--- Start of Input for this task ---

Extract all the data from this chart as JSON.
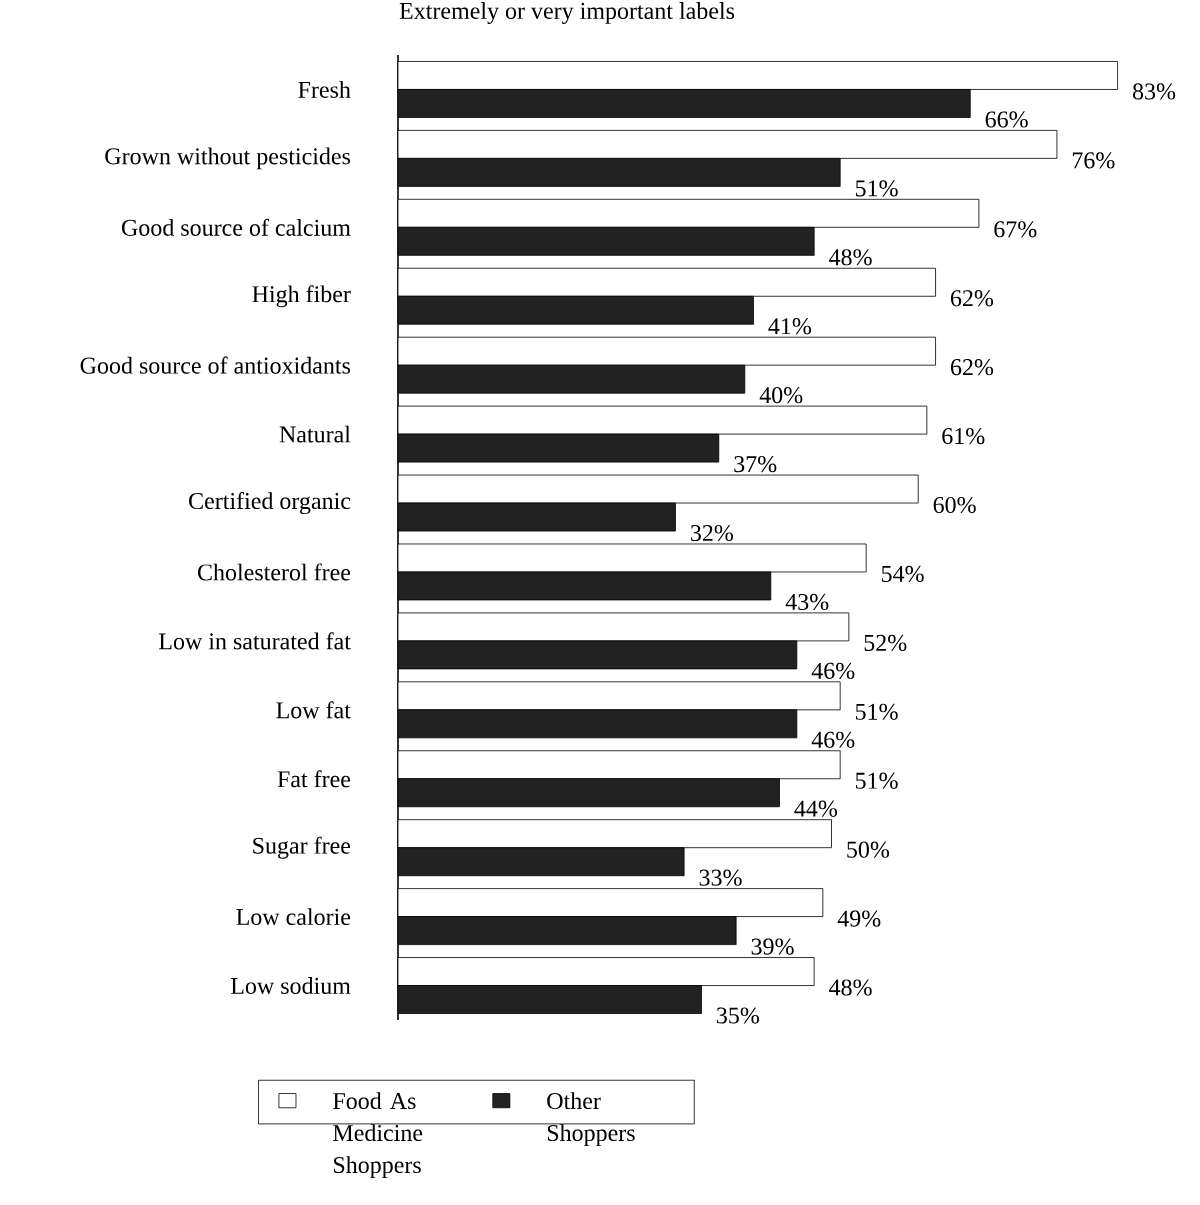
{
  "chart_data": {
    "type": "bar",
    "orientation": "horizontal",
    "title": "Extremely or very important labels",
    "categories": [
      "Fresh",
      "Grown without pesticides",
      "Good source of calcium",
      "High fiber",
      "Good source of antioxidants",
      "Natural",
      "Certified organic",
      "Cholesterol free",
      "Low in saturated fat",
      "Low fat",
      "Fat free",
      "Sugar free",
      "Low calorie",
      "Low sodium"
    ],
    "series": [
      {
        "name": "Food As Medicine Shoppers",
        "color": "#ffffff",
        "values": [
          83,
          76,
          67,
          62,
          62,
          61,
          60,
          54,
          52,
          51,
          51,
          50,
          49,
          48
        ],
        "value_labels": [
          "83%",
          "76%",
          "67%",
          "62%",
          "62%",
          "61%",
          "60%",
          "54%",
          "52%",
          "51%",
          "51%",
          "50%",
          "49%",
          "48%"
        ]
      },
      {
        "name": "Other Shoppers",
        "color": "#222222",
        "values": [
          66,
          51,
          48,
          41,
          40,
          37,
          32,
          43,
          46,
          46,
          44,
          33,
          39,
          35
        ],
        "value_labels": [
          "66%",
          "51%",
          "48%",
          "41%",
          "40%",
          "37%",
          "32%",
          "43%",
          "46%",
          "46%",
          "44%",
          "33%",
          "39%",
          "35%"
        ]
      }
    ],
    "legend": "bottom"
  }
}
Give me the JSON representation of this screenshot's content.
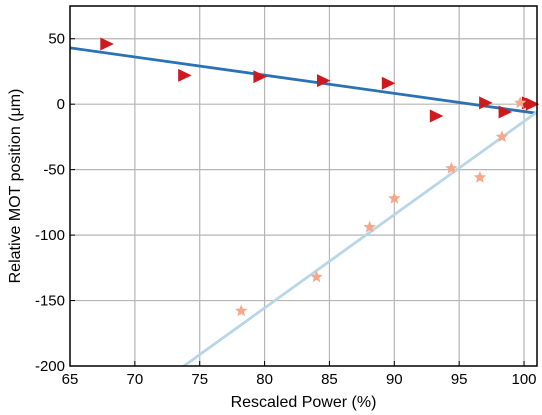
{
  "chart_data": {
    "type": "scatter",
    "xlabel": "Rescaled Power (%)",
    "ylabel": "Relative MOT position (μm)",
    "xlim": [
      65,
      101
    ],
    "ylim": [
      -200,
      75
    ],
    "xticks": [
      65,
      70,
      75,
      80,
      85,
      90,
      95,
      100
    ],
    "yticks": [
      -200,
      -150,
      -100,
      -50,
      0,
      50
    ],
    "grid": true,
    "legend": "none",
    "series": [
      {
        "marker": "triangle-right",
        "color": "#cc1a1f",
        "x": [
          67.8,
          73.8,
          79.6,
          84.5,
          89.5,
          93.2,
          97.0,
          98.5,
          100.3,
          100.6
        ],
        "y": [
          46,
          22,
          21,
          18,
          16,
          -9,
          1,
          -6,
          1,
          0
        ]
      },
      {
        "marker": "star",
        "color": "#f5a98a",
        "x": [
          78.2,
          84.0,
          88.1,
          90.0,
          94.4,
          96.6,
          98.3,
          99.7
        ],
        "y": [
          -158,
          -132,
          -94,
          -72,
          -49,
          -56,
          -25,
          1
        ]
      }
    ],
    "fit_lines": [
      {
        "color": "#2a72b5",
        "x": [
          65,
          101
        ],
        "y": [
          43,
          -7
        ]
      },
      {
        "color": "#b8d6e8",
        "x": [
          73.5,
          101
        ],
        "y": [
          -202,
          -6
        ]
      }
    ]
  }
}
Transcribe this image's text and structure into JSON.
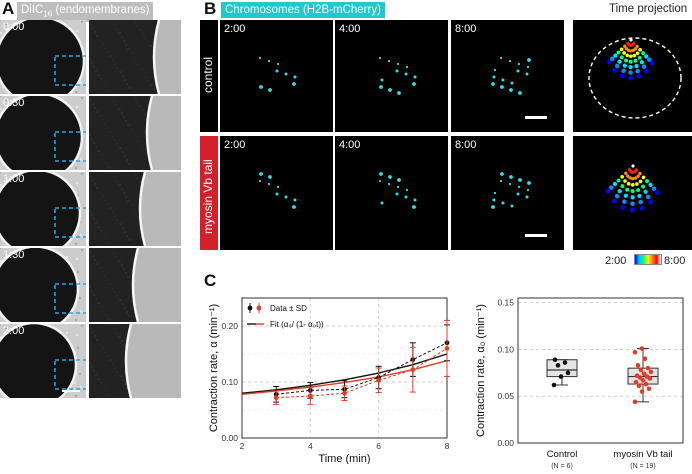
{
  "panelA": {
    "letter": "A",
    "label_main": "DiIC",
    "label_sub": "16",
    "label_rest": " (endomembranes)",
    "times": [
      "0:00",
      "0:30",
      "1:00",
      "1:30",
      "2:00"
    ]
  },
  "panelB": {
    "letter": "B",
    "label": "Chromosomes (H2B-mCherry)",
    "projection_title": "Time projection",
    "rows": [
      {
        "label": "control",
        "times": [
          "2:00",
          "4:00",
          "8:00"
        ]
      },
      {
        "label": "myosin Vb tail",
        "times": [
          "2:00",
          "4:00",
          "8:00"
        ]
      }
    ],
    "colorbar": {
      "min": "2:00",
      "max": "8:00"
    }
  },
  "panelC": {
    "letter": "C",
    "chart_data": [
      {
        "type": "line",
        "xlabel": "Time (min)",
        "ylabel": "Contraction rate, α (min⁻¹)",
        "xlim": [
          2,
          8
        ],
        "ylim": [
          0,
          0.25
        ],
        "xticks": [
          2,
          4,
          6,
          8
        ],
        "yticks": [
          0.0,
          0.1,
          0.2
        ],
        "ytick_labels": [
          "0.00",
          "0.10",
          "0.20"
        ],
        "grid": true,
        "legend": [
          "Data ± SD",
          "Fit (α₀/ (1- α₀t))"
        ],
        "legend_position": "top-left",
        "series": [
          {
            "color": "#111111",
            "kind": "data",
            "x": [
              3,
              4,
              5,
              6,
              7,
              8
            ],
            "y": [
              0.078,
              0.085,
              0.087,
              0.108,
              0.14,
              0.17
            ],
            "sd": [
              0.014,
              0.014,
              0.015,
              0.02,
              0.03,
              0.032
            ]
          },
          {
            "color": "#e03c28",
            "kind": "data",
            "x": [
              3,
              4,
              5,
              6,
              7,
              8
            ],
            "y": [
              0.072,
              0.075,
              0.08,
              0.103,
              0.122,
              0.16
            ],
            "sd": [
              0.012,
              0.015,
              0.013,
              0.022,
              0.04,
              0.05
            ]
          },
          {
            "color": "#111111",
            "kind": "fit",
            "x": [
              2,
              3,
              4,
              5,
              6,
              7,
              8
            ],
            "y": [
              0.08,
              0.086,
              0.094,
              0.104,
              0.116,
              0.131,
              0.15
            ]
          },
          {
            "color": "#e03c28",
            "kind": "fit",
            "x": [
              2,
              3,
              4,
              5,
              6,
              7,
              8
            ],
            "y": [
              0.078,
              0.084,
              0.091,
              0.099,
              0.109,
              0.122,
              0.138
            ]
          }
        ]
      },
      {
        "type": "box",
        "ylabel": "Contraction rate, α₀ (min⁻¹)",
        "ylim": [
          0,
          0.155
        ],
        "yticks": [
          0.0,
          0.05,
          0.1,
          0.15
        ],
        "ytick_labels": [
          "0.00",
          "0.05",
          "0.10",
          "0.15"
        ],
        "categories": [
          "Control",
          "myosin Vb tail"
        ],
        "counts": [
          "(N = 6)",
          "(N = 19)"
        ],
        "boxes": [
          {
            "color": "#111111",
            "whisker_low": 0.062,
            "q1": 0.071,
            "median": 0.078,
            "q3": 0.089,
            "whisker_high": 0.089,
            "points": [
              0.062,
              0.071,
              0.075,
              0.083,
              0.086,
              0.089
            ]
          },
          {
            "color": "#e03c28",
            "whisker_low": 0.044,
            "q1": 0.063,
            "median": 0.071,
            "q3": 0.08,
            "whisker_high": 0.101,
            "points": [
              0.044,
              0.055,
              0.058,
              0.061,
              0.063,
              0.065,
              0.067,
              0.069,
              0.07,
              0.071,
              0.072,
              0.074,
              0.076,
              0.078,
              0.08,
              0.083,
              0.09,
              0.097,
              0.101
            ]
          }
        ]
      }
    ]
  }
}
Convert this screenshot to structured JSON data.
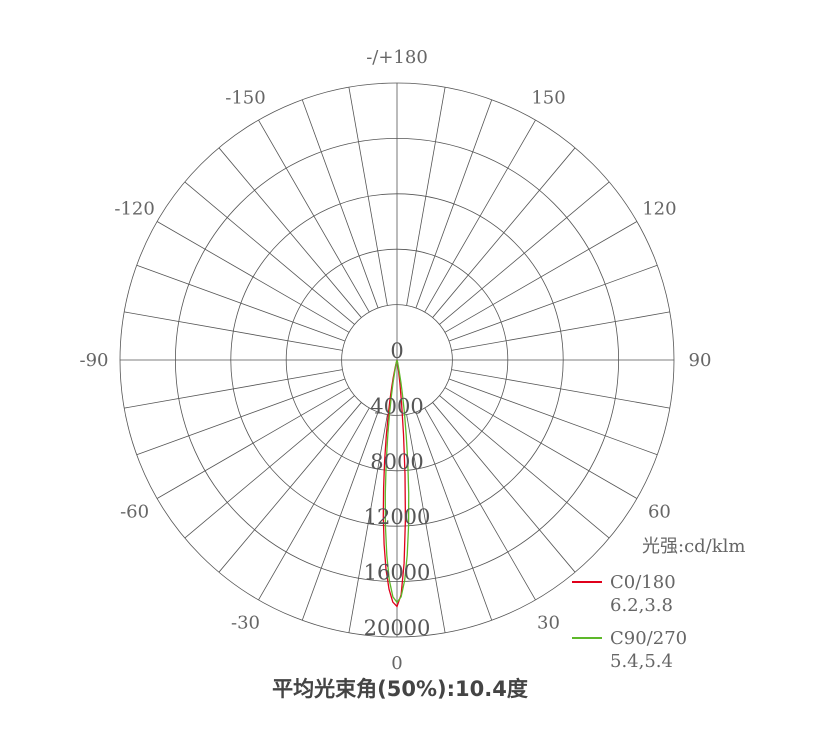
{
  "chart_data": {
    "type": "polar-line",
    "title": "平均光束角(50%):10.4度",
    "unit_label": "光强:cd/klm",
    "radial_ticks": [
      0,
      4000,
      8000,
      12000,
      16000,
      20000
    ],
    "radial_range": [
      0,
      20000
    ],
    "angle_ticks": [
      {
        "angle": 0,
        "label": "0"
      },
      {
        "angle": 30,
        "label": "30"
      },
      {
        "angle": 60,
        "label": "60"
      },
      {
        "angle": 90,
        "label": "90"
      },
      {
        "angle": 120,
        "label": "120"
      },
      {
        "angle": 150,
        "label": "150"
      },
      {
        "angle": 180,
        "label": "-/+180"
      },
      {
        "angle": -150,
        "label": "-150"
      },
      {
        "angle": -120,
        "label": "-120"
      },
      {
        "angle": -90,
        "label": "-90"
      },
      {
        "angle": -60,
        "label": "-60"
      },
      {
        "angle": -30,
        "label": "-30"
      }
    ],
    "grid": true,
    "legend_position": "bottom-right",
    "series": [
      {
        "name": "C0/180",
        "note": "6.2,3.8",
        "color": "#e0001b",
        "angles": [
          -20,
          -16,
          -14,
          -12,
          -11,
          -10,
          -9,
          -8,
          -7,
          -6,
          -5,
          -4,
          -3,
          -2,
          -1,
          0,
          1,
          2,
          3,
          4,
          5,
          6,
          7,
          8,
          10,
          12
        ],
        "values": [
          0,
          180,
          520,
          1320,
          2010,
          2940,
          4130,
          5610,
          7350,
          9290,
          11340,
          13350,
          15130,
          16550,
          17480,
          17800,
          16960,
          14680,
          11550,
          8260,
          5370,
          3170,
          1690,
          820,
          150,
          0
        ]
      },
      {
        "name": "C90/270",
        "note": "5.4,5.4",
        "color": "#5db82a",
        "angles": [
          -16,
          -14,
          -12,
          -10,
          -9,
          -8,
          -7,
          -6,
          -5,
          -4,
          -3,
          -2,
          -1,
          0,
          1,
          2,
          3,
          4,
          5,
          6,
          7,
          8,
          9,
          10,
          12,
          14,
          16
        ],
        "values": [
          0,
          170,
          570,
          1630,
          2550,
          3820,
          5460,
          7440,
          9660,
          11970,
          14120,
          15910,
          17100,
          17500,
          17100,
          15910,
          14120,
          11970,
          9660,
          7440,
          5460,
          3820,
          2550,
          1630,
          570,
          170,
          0
        ]
      }
    ]
  }
}
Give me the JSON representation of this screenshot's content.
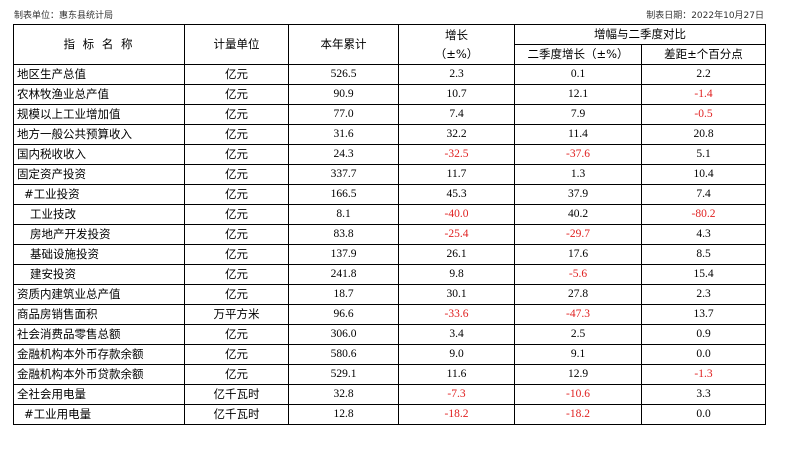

--- End of Input for this task ---

The problem:
Read the entries and select each line where the word "JSON" is found.

Answer to the task:
Extract all the data from this chart as JSON.
Give me the JSON representation of this screenshot's content.
Transcribe this image's text and structure into JSON.
Convert this screenshot to structured JSON data.
Give me the JSON representation of this screenshot's content.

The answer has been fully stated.